WORK TO BE COMPLETED. Retype the material in full, keeping every word the same.

⁂

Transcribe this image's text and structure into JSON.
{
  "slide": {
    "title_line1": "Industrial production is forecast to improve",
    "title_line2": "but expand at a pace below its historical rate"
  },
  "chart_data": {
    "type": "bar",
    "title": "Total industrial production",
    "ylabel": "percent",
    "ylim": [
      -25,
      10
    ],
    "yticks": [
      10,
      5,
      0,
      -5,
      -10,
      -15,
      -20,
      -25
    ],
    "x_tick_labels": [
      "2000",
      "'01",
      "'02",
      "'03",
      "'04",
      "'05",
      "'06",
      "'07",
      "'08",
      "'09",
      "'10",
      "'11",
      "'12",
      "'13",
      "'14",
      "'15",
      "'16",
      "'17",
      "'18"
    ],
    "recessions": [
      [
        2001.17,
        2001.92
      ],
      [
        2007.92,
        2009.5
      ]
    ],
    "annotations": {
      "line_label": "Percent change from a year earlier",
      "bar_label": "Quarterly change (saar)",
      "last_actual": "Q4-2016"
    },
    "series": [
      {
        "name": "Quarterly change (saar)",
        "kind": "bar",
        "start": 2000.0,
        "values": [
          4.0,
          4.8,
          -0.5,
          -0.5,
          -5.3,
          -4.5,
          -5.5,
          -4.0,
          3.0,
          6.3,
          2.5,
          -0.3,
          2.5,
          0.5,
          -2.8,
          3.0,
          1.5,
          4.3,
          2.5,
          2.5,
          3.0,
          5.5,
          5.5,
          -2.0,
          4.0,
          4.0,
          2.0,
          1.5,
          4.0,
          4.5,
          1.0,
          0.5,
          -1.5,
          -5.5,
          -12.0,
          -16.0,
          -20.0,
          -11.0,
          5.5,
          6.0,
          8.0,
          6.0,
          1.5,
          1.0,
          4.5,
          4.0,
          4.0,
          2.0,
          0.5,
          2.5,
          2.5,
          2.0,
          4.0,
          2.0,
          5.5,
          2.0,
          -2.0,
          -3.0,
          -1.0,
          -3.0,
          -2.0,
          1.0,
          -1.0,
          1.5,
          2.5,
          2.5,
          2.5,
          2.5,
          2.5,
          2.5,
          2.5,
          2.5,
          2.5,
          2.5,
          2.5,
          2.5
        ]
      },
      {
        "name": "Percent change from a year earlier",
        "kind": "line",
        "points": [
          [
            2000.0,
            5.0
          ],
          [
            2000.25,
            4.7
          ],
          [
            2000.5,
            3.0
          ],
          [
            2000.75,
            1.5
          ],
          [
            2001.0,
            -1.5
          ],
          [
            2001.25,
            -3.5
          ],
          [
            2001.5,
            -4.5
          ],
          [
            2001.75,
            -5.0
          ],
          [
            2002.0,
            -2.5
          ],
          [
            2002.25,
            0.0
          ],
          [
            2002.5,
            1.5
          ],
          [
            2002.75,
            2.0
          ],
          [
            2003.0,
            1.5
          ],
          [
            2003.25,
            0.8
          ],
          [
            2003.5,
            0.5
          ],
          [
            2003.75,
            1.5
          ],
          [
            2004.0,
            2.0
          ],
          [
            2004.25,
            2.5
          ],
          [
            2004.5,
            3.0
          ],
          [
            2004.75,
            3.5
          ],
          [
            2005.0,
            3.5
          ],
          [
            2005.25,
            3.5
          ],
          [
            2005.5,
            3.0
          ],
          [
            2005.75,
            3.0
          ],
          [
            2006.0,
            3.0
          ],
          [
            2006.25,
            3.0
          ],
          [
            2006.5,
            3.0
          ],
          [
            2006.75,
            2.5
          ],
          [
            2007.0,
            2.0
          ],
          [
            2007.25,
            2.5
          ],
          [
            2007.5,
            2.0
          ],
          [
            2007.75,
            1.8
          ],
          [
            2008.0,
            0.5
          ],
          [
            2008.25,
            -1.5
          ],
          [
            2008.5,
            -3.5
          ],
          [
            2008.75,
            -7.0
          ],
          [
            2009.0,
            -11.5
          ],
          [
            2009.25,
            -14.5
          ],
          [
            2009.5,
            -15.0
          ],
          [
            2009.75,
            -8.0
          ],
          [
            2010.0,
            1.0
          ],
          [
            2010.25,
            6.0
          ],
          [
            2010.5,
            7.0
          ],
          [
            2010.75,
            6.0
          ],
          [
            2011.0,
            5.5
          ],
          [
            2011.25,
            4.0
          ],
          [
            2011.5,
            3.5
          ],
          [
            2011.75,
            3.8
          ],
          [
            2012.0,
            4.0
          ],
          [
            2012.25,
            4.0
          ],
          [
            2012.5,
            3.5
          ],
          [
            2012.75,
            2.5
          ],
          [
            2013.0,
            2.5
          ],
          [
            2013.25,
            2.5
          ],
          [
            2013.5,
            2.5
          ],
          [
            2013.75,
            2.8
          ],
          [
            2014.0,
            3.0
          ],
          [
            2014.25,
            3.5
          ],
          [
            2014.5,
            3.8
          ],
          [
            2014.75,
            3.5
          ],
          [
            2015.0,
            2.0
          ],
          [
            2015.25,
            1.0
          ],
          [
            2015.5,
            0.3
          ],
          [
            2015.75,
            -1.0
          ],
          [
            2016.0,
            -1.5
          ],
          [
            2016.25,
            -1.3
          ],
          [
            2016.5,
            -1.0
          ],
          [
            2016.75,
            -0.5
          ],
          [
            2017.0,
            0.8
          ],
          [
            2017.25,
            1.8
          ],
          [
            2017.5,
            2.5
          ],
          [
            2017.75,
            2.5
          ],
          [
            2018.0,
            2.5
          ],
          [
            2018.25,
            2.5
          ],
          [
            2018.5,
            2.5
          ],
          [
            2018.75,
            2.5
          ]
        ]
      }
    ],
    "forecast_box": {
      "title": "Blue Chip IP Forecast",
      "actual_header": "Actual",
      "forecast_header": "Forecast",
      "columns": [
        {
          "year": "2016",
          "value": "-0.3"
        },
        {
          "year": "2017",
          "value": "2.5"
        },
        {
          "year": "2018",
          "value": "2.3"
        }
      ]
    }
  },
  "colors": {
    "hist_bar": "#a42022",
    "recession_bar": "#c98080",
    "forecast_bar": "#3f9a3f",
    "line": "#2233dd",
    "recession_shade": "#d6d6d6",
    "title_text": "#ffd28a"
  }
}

⁂

EXERCISE RESULT.
Transcribe this image's text and structure into JSON.
{
  "slide": {
    "title_line1": "Industrial production is forecast to improve",
    "title_line2": "but expand at a pace below its historical rate"
  },
  "chart_data": {
    "type": "bar",
    "title": "Total industrial production",
    "ylabel": "percent",
    "ylim": [
      -25,
      10
    ],
    "yticks": [
      10,
      5,
      0,
      -5,
      -10,
      -15,
      -20,
      -25
    ],
    "x_tick_labels": [
      "2000",
      "'01",
      "'02",
      "'03",
      "'04",
      "'05",
      "'06",
      "'07",
      "'08",
      "'09",
      "'10",
      "'11",
      "'12",
      "'13",
      "'14",
      "'15",
      "'16",
      "'17",
      "'18"
    ],
    "recessions": [
      [
        2001.17,
        2001.92
      ],
      [
        2007.92,
        2009.5
      ]
    ],
    "annotations": {
      "line_label": "Percent change from a year earlier",
      "bar_label": "Quarterly change (saar)",
      "last_actual": "Q4-2016"
    },
    "series": [
      {
        "name": "Quarterly change (saar)",
        "kind": "bar",
        "start": 2000.0,
        "values": [
          4.0,
          4.8,
          -0.5,
          -0.5,
          -5.3,
          -4.5,
          -5.5,
          -4.0,
          3.0,
          6.3,
          2.5,
          -0.3,
          2.5,
          0.5,
          -2.8,
          3.0,
          1.5,
          4.3,
          2.5,
          2.5,
          3.0,
          5.5,
          5.5,
          -2.0,
          4.0,
          4.0,
          2.0,
          1.5,
          4.0,
          4.5,
          1.0,
          0.5,
          -1.5,
          -5.5,
          -12.0,
          -16.0,
          -20.0,
          -11.0,
          5.5,
          6.0,
          8.0,
          6.0,
          1.5,
          1.0,
          4.5,
          4.0,
          4.0,
          2.0,
          0.5,
          2.5,
          2.5,
          2.0,
          4.0,
          2.0,
          5.5,
          2.0,
          -2.0,
          -3.0,
          -1.0,
          -3.0,
          -2.0,
          1.0,
          -1.0,
          1.5,
          2.5,
          2.5,
          2.5,
          2.5,
          2.5,
          2.5,
          2.5,
          2.5,
          2.5,
          2.5,
          2.5,
          2.5
        ]
      },
      {
        "name": "Percent change from a year earlier",
        "kind": "line",
        "points": [
          [
            2000.0,
            5.0
          ],
          [
            2000.25,
            4.7
          ],
          [
            2000.5,
            3.0
          ],
          [
            2000.75,
            1.5
          ],
          [
            2001.0,
            -1.5
          ],
          [
            2001.25,
            -3.5
          ],
          [
            2001.5,
            -4.5
          ],
          [
            2001.75,
            -5.0
          ],
          [
            2002.0,
            -2.5
          ],
          [
            2002.25,
            0.0
          ],
          [
            2002.5,
            1.5
          ],
          [
            2002.75,
            2.0
          ],
          [
            2003.0,
            1.5
          ],
          [
            2003.25,
            0.8
          ],
          [
            2003.5,
            0.5
          ],
          [
            2003.75,
            1.5
          ],
          [
            2004.0,
            2.0
          ],
          [
            2004.25,
            2.5
          ],
          [
            2004.5,
            3.0
          ],
          [
            2004.75,
            3.5
          ],
          [
            2005.0,
            3.5
          ],
          [
            2005.25,
            3.5
          ],
          [
            2005.5,
            3.0
          ],
          [
            2005.75,
            3.0
          ],
          [
            2006.0,
            3.0
          ],
          [
            2006.25,
            3.0
          ],
          [
            2006.5,
            3.0
          ],
          [
            2006.75,
            2.5
          ],
          [
            2007.0,
            2.0
          ],
          [
            2007.25,
            2.5
          ],
          [
            2007.5,
            2.0
          ],
          [
            2007.75,
            1.8
          ],
          [
            2008.0,
            0.5
          ],
          [
            2008.25,
            -1.5
          ],
          [
            2008.5,
            -3.5
          ],
          [
            2008.75,
            -7.0
          ],
          [
            2009.0,
            -11.5
          ],
          [
            2009.25,
            -14.5
          ],
          [
            2009.5,
            -15.0
          ],
          [
            2009.75,
            -8.0
          ],
          [
            2010.0,
            1.0
          ],
          [
            2010.25,
            6.0
          ],
          [
            2010.5,
            7.0
          ],
          [
            2010.75,
            6.0
          ],
          [
            2011.0,
            5.5
          ],
          [
            2011.25,
            4.0
          ],
          [
            2011.5,
            3.5
          ],
          [
            2011.75,
            3.8
          ],
          [
            2012.0,
            4.0
          ],
          [
            2012.25,
            4.0
          ],
          [
            2012.5,
            3.5
          ],
          [
            2012.75,
            2.5
          ],
          [
            2013.0,
            2.5
          ],
          [
            2013.25,
            2.5
          ],
          [
            2013.5,
            2.5
          ],
          [
            2013.75,
            2.8
          ],
          [
            2014.0,
            3.0
          ],
          [
            2014.25,
            3.5
          ],
          [
            2014.5,
            3.8
          ],
          [
            2014.75,
            3.5
          ],
          [
            2015.0,
            2.0
          ],
          [
            2015.25,
            1.0
          ],
          [
            2015.5,
            0.3
          ],
          [
            2015.75,
            -1.0
          ],
          [
            2016.0,
            -1.5
          ],
          [
            2016.25,
            -1.3
          ],
          [
            2016.5,
            -1.0
          ],
          [
            2016.75,
            -0.5
          ],
          [
            2017.0,
            0.8
          ],
          [
            2017.25,
            1.8
          ],
          [
            2017.5,
            2.5
          ],
          [
            2017.75,
            2.5
          ],
          [
            2018.0,
            2.5
          ],
          [
            2018.25,
            2.5
          ],
          [
            2018.5,
            2.5
          ],
          [
            2018.75,
            2.5
          ]
        ]
      }
    ],
    "forecast_box": {
      "title": "Blue Chip IP Forecast",
      "actual_header": "Actual",
      "forecast_header": "Forecast",
      "columns": [
        {
          "year": "2016",
          "value": "-0.3"
        },
        {
          "year": "2017",
          "value": "2.5"
        },
        {
          "year": "2018",
          "value": "2.3"
        }
      ]
    }
  },
  "colors": {
    "hist_bar": "#a42022",
    "recession_bar": "#c98080",
    "forecast_bar": "#3f9a3f",
    "line": "#2233dd",
    "recession_shade": "#d6d6d6",
    "title_text": "#ffd28a"
  }
}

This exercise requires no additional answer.